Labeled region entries
------------

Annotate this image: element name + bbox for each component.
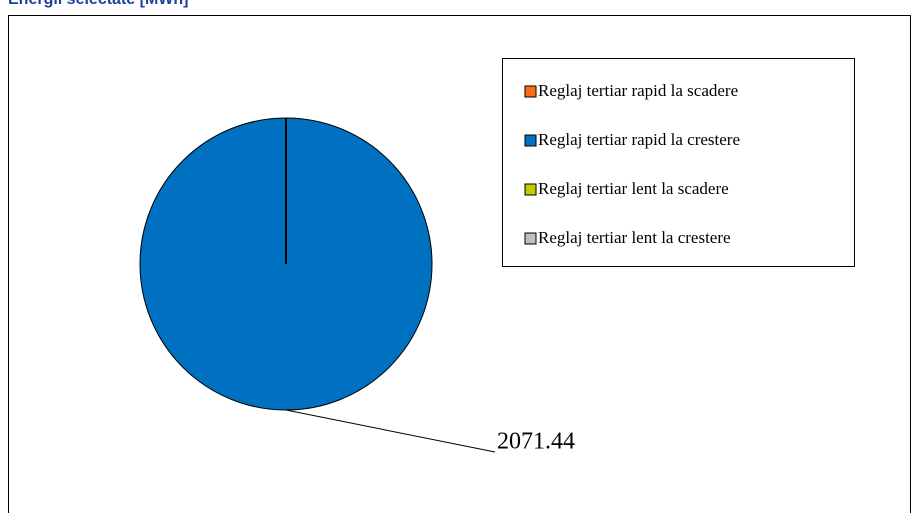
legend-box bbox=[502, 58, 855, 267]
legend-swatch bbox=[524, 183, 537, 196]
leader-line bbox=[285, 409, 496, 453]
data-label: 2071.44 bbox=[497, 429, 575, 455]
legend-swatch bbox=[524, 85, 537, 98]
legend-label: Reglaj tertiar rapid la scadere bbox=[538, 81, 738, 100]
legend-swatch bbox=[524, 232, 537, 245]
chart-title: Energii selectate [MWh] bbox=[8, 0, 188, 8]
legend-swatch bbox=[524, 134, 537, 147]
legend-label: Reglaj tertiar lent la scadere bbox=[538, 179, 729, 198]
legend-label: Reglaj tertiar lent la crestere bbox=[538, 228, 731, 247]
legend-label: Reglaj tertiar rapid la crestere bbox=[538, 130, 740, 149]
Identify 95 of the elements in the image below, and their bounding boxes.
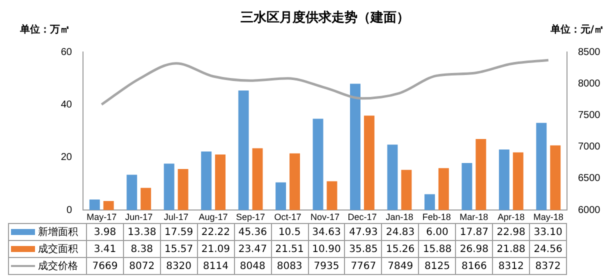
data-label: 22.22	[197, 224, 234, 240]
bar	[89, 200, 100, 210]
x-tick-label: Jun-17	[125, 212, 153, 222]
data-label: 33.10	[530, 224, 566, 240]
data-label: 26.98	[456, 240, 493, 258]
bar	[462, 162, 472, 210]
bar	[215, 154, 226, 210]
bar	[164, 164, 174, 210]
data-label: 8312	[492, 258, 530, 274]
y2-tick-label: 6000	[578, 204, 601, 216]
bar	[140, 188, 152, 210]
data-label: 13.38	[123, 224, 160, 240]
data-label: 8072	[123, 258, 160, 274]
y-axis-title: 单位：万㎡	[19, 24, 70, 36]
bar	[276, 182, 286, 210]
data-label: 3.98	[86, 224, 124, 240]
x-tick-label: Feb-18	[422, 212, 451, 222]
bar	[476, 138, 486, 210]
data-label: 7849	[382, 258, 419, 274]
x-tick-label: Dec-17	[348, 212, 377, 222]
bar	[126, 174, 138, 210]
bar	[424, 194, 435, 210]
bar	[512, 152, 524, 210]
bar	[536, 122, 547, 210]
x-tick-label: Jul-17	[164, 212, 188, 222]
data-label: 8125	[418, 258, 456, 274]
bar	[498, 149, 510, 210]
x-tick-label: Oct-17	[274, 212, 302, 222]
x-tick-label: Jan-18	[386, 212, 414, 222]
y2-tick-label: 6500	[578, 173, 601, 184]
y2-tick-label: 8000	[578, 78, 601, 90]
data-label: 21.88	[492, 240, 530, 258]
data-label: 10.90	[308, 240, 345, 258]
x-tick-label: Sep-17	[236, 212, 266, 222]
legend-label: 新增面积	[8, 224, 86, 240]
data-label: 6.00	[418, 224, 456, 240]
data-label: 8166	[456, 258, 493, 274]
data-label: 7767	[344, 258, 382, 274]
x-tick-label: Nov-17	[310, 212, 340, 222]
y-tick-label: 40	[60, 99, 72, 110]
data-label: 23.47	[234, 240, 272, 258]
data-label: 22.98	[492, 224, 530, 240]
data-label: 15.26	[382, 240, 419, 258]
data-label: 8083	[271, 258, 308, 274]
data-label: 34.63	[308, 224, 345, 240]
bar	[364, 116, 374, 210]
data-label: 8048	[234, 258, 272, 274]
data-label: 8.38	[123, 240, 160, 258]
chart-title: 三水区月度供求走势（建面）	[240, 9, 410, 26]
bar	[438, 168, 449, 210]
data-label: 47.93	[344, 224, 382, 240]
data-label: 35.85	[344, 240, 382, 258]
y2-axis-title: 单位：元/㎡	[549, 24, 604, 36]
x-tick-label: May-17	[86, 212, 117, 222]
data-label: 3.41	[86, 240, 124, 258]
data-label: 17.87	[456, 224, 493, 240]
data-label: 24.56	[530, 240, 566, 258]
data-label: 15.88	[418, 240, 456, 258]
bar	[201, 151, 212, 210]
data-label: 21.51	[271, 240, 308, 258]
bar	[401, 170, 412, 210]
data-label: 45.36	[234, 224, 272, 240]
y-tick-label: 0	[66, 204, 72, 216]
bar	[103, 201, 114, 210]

------------

*Problem to work on:* Rewrite the rows above as a Markdown table with two columns, Row for the row number and Text for the line itself, and skip any blank lines. Include every row, but leave out the pictures.

*Result below:*
| Row | Text |
|---|---|
| 1 | Annotate this image: element name + bbox for each component. |
| 2 | legend-box bbox=[502, 58, 855, 267] |
| 3 | legend-swatch bbox=[524, 183, 537, 196] |
| 4 | leader-line bbox=[285, 409, 496, 453] |
| 5 | data-label: 2071.44 bbox=[497, 429, 575, 455] |
| 6 | legend-swatch bbox=[524, 85, 537, 98] |
| 7 | legend-label: Reglaj tertiar rapid la scadere bbox=[538, 81, 738, 100] |
| 8 | legend-swatch bbox=[524, 232, 537, 245] |
| 9 | chart-title: Energii selectate [MWh] bbox=[8, 0, 188, 8] |
| 10 | legend-swatch bbox=[524, 134, 537, 147] |
| 11 | legend-label: Reglaj tertiar lent la scadere bbox=[538, 179, 729, 198] |
| 12 | legend-label: Reglaj tertiar lent la crestere bbox=[538, 228, 731, 247] |
| 13 | legend-label: Reglaj tertiar rapid la crestere bbox=[538, 130, 740, 149] |
| 14 | Identify 95 of the elements in the image below, and their bounding boxes. |
| 15 | data-label: 22.22	[197, 224, 234, 240] |
| 16 | bar	[89, 200, 100, 210] |
| 17 | x-tick-label: Jun-17	[125, 212, 153, 222] |
| 18 | data-label: 33.10	[530, 224, 566, 240] |
| 19 | data-label: 26.98	[456, 240, 493, 258] |
| 20 | bar	[462, 162, 472, 210] |
| 21 | bar	[215, 154, 226, 210] |
| 22 | bar	[164, 164, 174, 210] |
| 23 | data-label: 8312	[492, 258, 530, 274] |
| 24 | y2-tick-label: 6000	[578, 204, 601, 216] |
| 25 | bar	[140, 188, 152, 210] |
| 26 | data-label: 13.38	[123, 224, 160, 240] |
| 27 | data-label: 8072	[123, 258, 160, 274] |
| 28 | y-axis-title: 单位：万㎡	[19, 24, 70, 36] |
| 29 | bar	[276, 182, 286, 210] |
| 30 | data-label: 3.98	[86, 224, 124, 240] |
| 31 | x-tick-label: Feb-18	[422, 212, 451, 222] |
| 32 | bar	[476, 138, 486, 210] |
| 33 | data-label: 7849	[382, 258, 419, 274] |
| 34 | x-tick-label: Dec-17	[348, 212, 377, 222] |
| 35 | bar	[126, 174, 138, 210] |
| 36 | bar	[424, 194, 435, 210] |
| 37 | bar	[512, 152, 524, 210] |
| 38 | bar	[536, 122, 547, 210] |
| 39 | x-tick-label: Jul-17	[164, 212, 188, 222] |
| 40 | data-label: 8125	[418, 258, 456, 274] |
| 41 | bar	[498, 149, 510, 210] |
| 42 | x-tick-label: Oct-17	[274, 212, 302, 222] |
| 43 | x-tick-label: Jan-18	[386, 212, 414, 222] |
| 44 | y2-tick-label: 6500	[578, 173, 601, 184] |
| 45 | y2-tick-label: 8000	[578, 78, 601, 90] |
| 46 | data-label: 21.88	[492, 240, 530, 258] |
| 47 | data-label: 10.90	[308, 240, 345, 258] |
| 48 | x-tick-label: Sep-17	[236, 212, 266, 222] |
| 49 | legend-label: 新增面积	[8, 224, 86, 240] |
| 50 | data-label: 6.00	[418, 224, 456, 240] |
| 51 | data-label: 8166	[456, 258, 493, 274] |
| 52 | data-label: 7767	[344, 258, 382, 274] |
| 53 | x-tick-label: Nov-17	[310, 212, 340, 222] |
| 54 | y-tick-label: 40	[60, 99, 72, 110] |
| 55 | data-label: 23.47	[234, 240, 272, 258] |
| 56 | data-label: 22.98	[492, 224, 530, 240] |
| 57 | data-label: 15.26	[382, 240, 419, 258] |
| 58 | data-label: 8083	[271, 258, 308, 274] |
| 59 | data-label: 34.63	[308, 224, 345, 240] |
| 60 | bar	[364, 116, 374, 210] |
| 61 | data-label: 8048	[234, 258, 272, 274] |
| 62 | data-label: 8.38	[123, 240, 160, 258] |
| 63 | chart-title: 三水区月度供求走势（建面）	[240, 9, 410, 26] |
| 64 | bar	[438, 168, 449, 210] |
| 65 | data-label: 47.93	[344, 224, 382, 240] |
| 66 | data-label: 35.85	[344, 240, 382, 258] |
| 67 | y2-axis-title: 单位：元/㎡	[549, 24, 604, 36] |
| 68 | x-tick-label: May-17	[86, 212, 117, 222] |
| 69 | data-label: 3.41	[86, 240, 124, 258] |
| 70 | data-label: 17.87	[456, 224, 493, 240] |
| 71 | data-label: 24.56	[530, 240, 566, 258] |
| 72 | data-label: 15.88	[418, 240, 456, 258] |
| 73 | bar	[201, 151, 212, 210] |
| 74 | data-label: 21.51	[271, 240, 308, 258] |
| 75 | bar	[401, 170, 412, 210] |
| 76 | data-label: 45.36	[234, 224, 272, 240] |
| 77 | y-tick-label: 0	[66, 204, 72, 216] |
| 78 | bar	[103, 201, 114, 210] |